# START OF Exercise materials
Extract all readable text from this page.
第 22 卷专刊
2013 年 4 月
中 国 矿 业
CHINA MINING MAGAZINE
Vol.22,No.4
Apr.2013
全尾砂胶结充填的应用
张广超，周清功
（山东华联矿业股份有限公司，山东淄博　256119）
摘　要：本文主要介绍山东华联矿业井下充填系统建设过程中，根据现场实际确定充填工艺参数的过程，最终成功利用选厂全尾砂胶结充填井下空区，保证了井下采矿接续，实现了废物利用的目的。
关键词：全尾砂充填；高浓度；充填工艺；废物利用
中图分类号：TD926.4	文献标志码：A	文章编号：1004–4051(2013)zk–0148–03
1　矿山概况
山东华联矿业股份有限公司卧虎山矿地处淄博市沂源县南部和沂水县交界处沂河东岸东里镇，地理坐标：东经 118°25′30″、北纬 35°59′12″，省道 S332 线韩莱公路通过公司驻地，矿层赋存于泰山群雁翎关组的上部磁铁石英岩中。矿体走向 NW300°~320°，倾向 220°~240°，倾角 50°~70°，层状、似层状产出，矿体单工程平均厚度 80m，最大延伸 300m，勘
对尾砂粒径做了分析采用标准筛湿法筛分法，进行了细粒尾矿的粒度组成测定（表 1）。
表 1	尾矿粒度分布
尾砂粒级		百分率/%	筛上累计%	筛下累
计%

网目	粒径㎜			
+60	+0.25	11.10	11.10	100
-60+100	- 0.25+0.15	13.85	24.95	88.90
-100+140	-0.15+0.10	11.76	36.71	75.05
# END OF Exercise materials
● Task requirements: Transcribe the material above in its entirety. Match it exactly.

● Written response:
Extract all readable text from this page.
第 22 卷专刊
2013 年 4 月
中 国 矿 业
CHINA MINING MAGAZINE
Vol.22,No.4
Apr.2013
全尾砂胶结充填的应用
张广超，周清功
（山东华联矿业股份有限公司，山东淄博　256119）
摘　要：本文主要介绍山东华联矿业井下充填系统建设过程中，根据现场实际确定充填工艺参数的过程，最终成功利用选厂全尾砂胶结充填井下空区，保证了井下采矿接续，实现了废物利用的目的。
关键词：全尾砂充填；高浓度；充填工艺；废物利用
中图分类号：TD926.4	文献标志码：A	文章编号：1004–4051(2013)zk–0148–03
1　矿山概况
山东华联矿业股份有限公司卧虎山矿地处淄博市沂源县南部和沂水县交界处沂河东岸东里镇，地理坐标：东经 118°25′30″、北纬 35°59′12″，省道 S332 线韩莱公路通过公司驻地，矿层赋存于泰山群雁翎关组的上部磁铁石英岩中。矿体走向 NW300°~320°，倾向 220°~240°，倾角 50°~70°，层状、似层状产出，矿体单工程平均厚度 80m，最大延伸 300m，勘
对尾砂粒径做了分析采用标准筛湿法筛分法，进行了细粒尾矿的粒度组成测定（表 1）。
表 1	尾矿粒度分布
尾砂粒级		百分率/%	筛上累计%	筛下累
计%

网目	粒径㎜			
+60	+0.25	11.10	11.10	100
-60+100	- 0.25+0.15	13.85	24.95	88.90
-100+140	-0.15+0.10	11.76	36.71	75.05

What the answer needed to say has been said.